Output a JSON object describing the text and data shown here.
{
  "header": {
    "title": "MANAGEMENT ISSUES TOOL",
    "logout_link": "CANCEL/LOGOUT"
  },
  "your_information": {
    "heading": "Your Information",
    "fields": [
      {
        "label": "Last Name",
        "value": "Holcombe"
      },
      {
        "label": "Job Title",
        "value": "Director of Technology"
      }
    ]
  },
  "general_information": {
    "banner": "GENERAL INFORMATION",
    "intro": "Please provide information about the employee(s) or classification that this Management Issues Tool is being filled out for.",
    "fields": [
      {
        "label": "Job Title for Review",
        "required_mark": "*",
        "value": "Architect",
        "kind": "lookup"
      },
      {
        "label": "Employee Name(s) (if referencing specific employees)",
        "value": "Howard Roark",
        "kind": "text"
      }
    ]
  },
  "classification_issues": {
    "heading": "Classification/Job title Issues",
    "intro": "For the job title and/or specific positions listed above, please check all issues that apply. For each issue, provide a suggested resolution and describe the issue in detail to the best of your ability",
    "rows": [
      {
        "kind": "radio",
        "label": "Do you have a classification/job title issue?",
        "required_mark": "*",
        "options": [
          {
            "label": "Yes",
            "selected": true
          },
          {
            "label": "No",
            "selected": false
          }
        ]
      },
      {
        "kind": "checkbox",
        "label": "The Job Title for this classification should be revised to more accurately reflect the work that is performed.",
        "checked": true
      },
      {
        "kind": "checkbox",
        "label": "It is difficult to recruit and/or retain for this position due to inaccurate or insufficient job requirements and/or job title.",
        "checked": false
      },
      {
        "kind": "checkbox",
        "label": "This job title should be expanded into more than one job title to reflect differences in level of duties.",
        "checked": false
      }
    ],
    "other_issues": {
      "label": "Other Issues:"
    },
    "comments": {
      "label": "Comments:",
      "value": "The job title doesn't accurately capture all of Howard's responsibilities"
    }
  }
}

--

Problem statement - Reproduce all of the records exactly.

Response below -
Output a JSON object describing the text and data shown here.
{
  "header": {
    "title": "MANAGEMENT ISSUES TOOL",
    "logout_link": "CANCEL/LOGOUT"
  },
  "your_information": {
    "heading": "Your Information",
    "fields": [
      {
        "label": "Last Name",
        "value": "Holcombe"
      },
      {
        "label": "Job Title",
        "value": "Director of Technology"
      }
    ]
  },
  "general_information": {
    "banner": "GENERAL INFORMATION",
    "intro": "Please provide information about the employee(s) or classification that this Management Issues Tool is being filled out for.",
    "fields": [
      {
        "label": "Job Title for Review",
        "required_mark": "*",
        "value": "Architect",
        "kind": "lookup"
      },
      {
        "label": "Employee Name(s) (if referencing specific employees)",
        "value": "Howard Roark",
        "kind": "text"
      }
    ]
  },
  "classification_issues": {
    "heading": "Classification/Job title Issues",
    "intro": "For the job title and/or specific positions listed above, please check all issues that apply. For each issue, provide a suggested resolution and describe the issue in detail to the best of your ability",
    "rows": [
      {
        "kind": "radio",
        "label": "Do you have a classification/job title issue?",
        "required_mark": "*",
        "options": [
          {
            "label": "Yes",
            "selected": true
          },
          {
            "label": "No",
            "selected": false
          }
        ]
      },
      {
        "kind": "checkbox",
        "label": "The Job Title for this classification should be revised to more accurately reflect the work that is performed.",
        "checked": true
      },
      {
        "kind": "checkbox",
        "label": "It is difficult to recruit and/or retain for this position due to inaccurate or insufficient job requirements and/or job title.",
        "checked": false
      },
      {
        "kind": "checkbox",
        "label": "This job title should be expanded into more than one job title to reflect differences in level of duties.",
        "checked": false
      }
    ],
    "other_issues": {
      "label": "Other Issues:"
    },
    "comments": {
      "label": "Comments:",
      "value": "The job title doesn't accurately capture all of Howard's responsibilities"
    }
  }
}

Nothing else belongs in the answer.